··· Extracted material ···
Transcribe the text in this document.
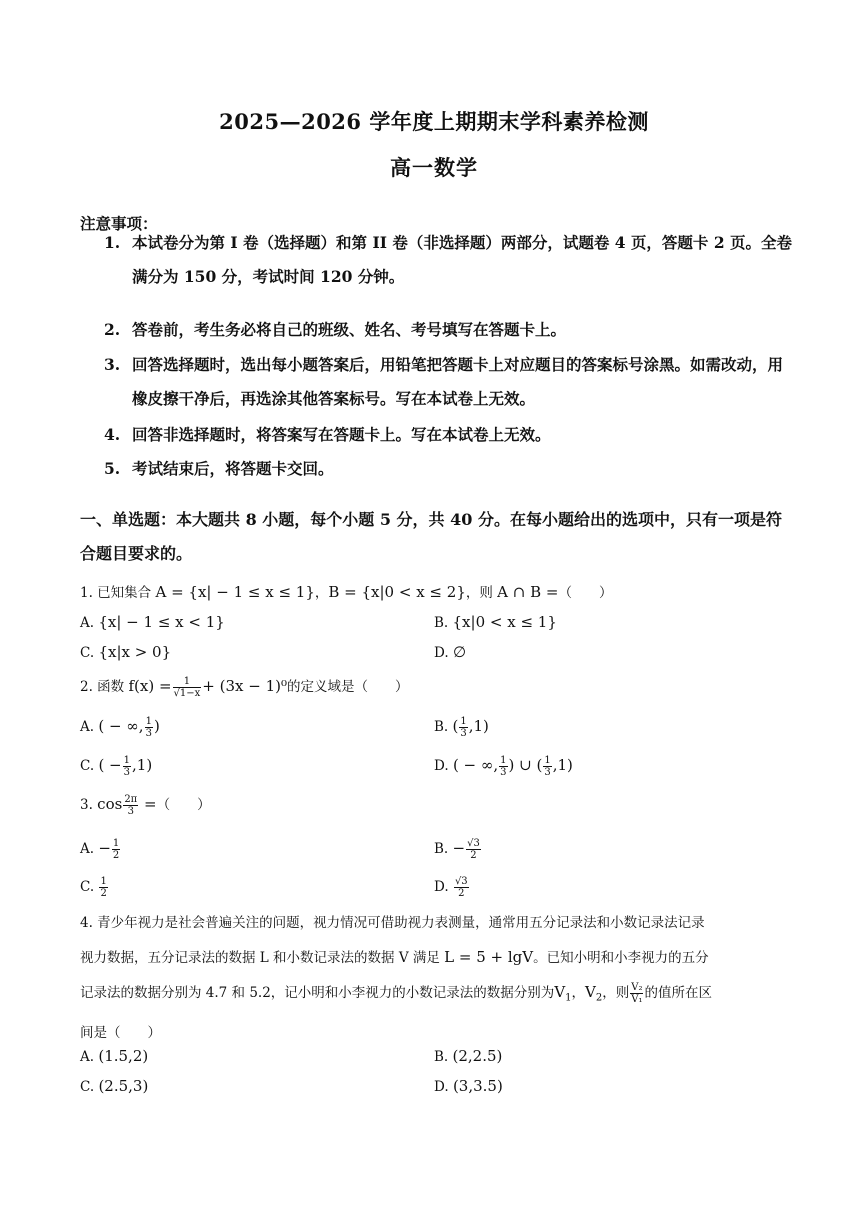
2025—2026 学年度上期期末学科素养检测
高一数学
注意事项：
1. 本试卷分为第 I 卷（选择题）和第 II 卷（非选择题）两部分，试题卷 4 页，答题卡 2 页。全卷满分为 150 分，考试时间 120 分钟。
2. 答卷前，考生务必将自己的班级、姓名、考号填写在答题卡上。
3. 回答选择题时，选出每小题答案后，用铅笔把答题卡上对应题目的答案标号涂黑。如需改动，用橡皮擦干净后，再选涂其他答案标号。写在本试卷上无效。
4. 回答非选择题时，将答案写在答题卡上。写在本试卷上无效。
5. 考试结束后，将答题卡交回。
一、单选题：本大题共 8 小题，每个小题 5 分，共 40 分。在每小题给出的选项中，只有一项是符合题目要求的。
1. 已知集合 A = {x| − 1 ≤ x ≤ 1}，B = {x|0 < x ≤ 2}，则 A ∩ B =（　　）
A. {x| − 1 ≤ x < 1}	B. {x|0 < x ≤ 1}
C. {x|x > 0}	D. ∅
2. 函数 $f(x) = \frac{1}{√1-x} + (3x - 1)^0$的定义域是（　　）
A. ( − ∞, $\frac{1}{3}$ )	B. ( $\frac{1}{3} ,1$)
C. ( − $\frac{1}{3} ,1$)	D. ( − ∞, $\frac{1}{3}$ ) ∪ ( $\frac{1}{3} ,1$)
3. $\cos \frac{2\pi}{3}$ =（　　）
A. − $\frac{1}{2}$	B. − $\frac{√3}{2}$
C. $\frac{1}{2}$	D. $\frac{√3}{2}$
4. 青少年视力是社会普遍关注的问题，视力情况可借助视力表测量，通常用五分记录法和小数记录法记录
视力数据，五分记录法的数据 L 和小数记录法的数据 V 满足 L = 5 + lgV。已知小明和小李视力的五分
记录法的数据分别为 4.7 和 5.2，记小明和小李视力的小数记录法的数据分别为$V_1$，$V_2$，则 $\frac{\text{V₂}}{\text{V₁}}$ 的值所在区
间是（　　）
A. (1.5,2)	B. (2,2.5)
C. (2.5,3)	D. (3,3.5)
···
### Challenge
All of the data above should be transcribed verbatim, with pictures omitted.

### Finished task
Transcribe the text in this document.
2025—2026 学年度上期期末学科素养检测
高一数学
注意事项：
1. 本试卷分为第 I 卷（选择题）和第 II 卷（非选择题）两部分，试题卷 4 页，答题卡 2 页。全卷满分为 150 分，考试时间 120 分钟。
2. 答卷前，考生务必将自己的班级、姓名、考号填写在答题卡上。
3. 回答选择题时，选出每小题答案后，用铅笔把答题卡上对应题目的答案标号涂黑。如需改动，用橡皮擦干净后，再选涂其他答案标号。写在本试卷上无效。
4. 回答非选择题时，将答案写在答题卡上。写在本试卷上无效。
5. 考试结束后，将答题卡交回。
一、单选题：本大题共 8 小题，每个小题 5 分，共 40 分。在每小题给出的选项中，只有一项是符合题目要求的。
1. 已知集合 A = {x| − 1 ≤ x ≤ 1}，B = {x|0 < x ≤ 2}，则 A ∩ B =（　　）
A. {x| − 1 ≤ x < 1}	B. {x|0 < x ≤ 1}
C. {x|x > 0}	D. ∅
2. 函数 $f(x) = \frac{1}{√1-x} + (3x - 1)^0$的定义域是（　　）
A. ( − ∞, $\frac{1}{3}$ )	B. ( $\frac{1}{3} ,1$)
C. ( − $\frac{1}{3} ,1$)	D. ( − ∞, $\frac{1}{3}$ ) ∪ ( $\frac{1}{3} ,1$)
3. $\cos \frac{2\pi}{3}$ =（　　）
A. − $\frac{1}{2}$	B. − $\frac{√3}{2}$
C. $\frac{1}{2}$	D. $\frac{√3}{2}$
4. 青少年视力是社会普遍关注的问题，视力情况可借助视力表测量，通常用五分记录法和小数记录法记录
视力数据，五分记录法的数据 L 和小数记录法的数据 V 满足 L = 5 + lgV。已知小明和小李视力的五分
记录法的数据分别为 4.7 和 5.2，记小明和小李视力的小数记录法的数据分别为$V_1$，$V_2$，则 $\frac{\text{V₂}}{\text{V₁}}$ 的值所在区
间是（　　）
A. (1.5,2)	B. (2,2.5)
C. (2.5,3)	D. (3,3.5)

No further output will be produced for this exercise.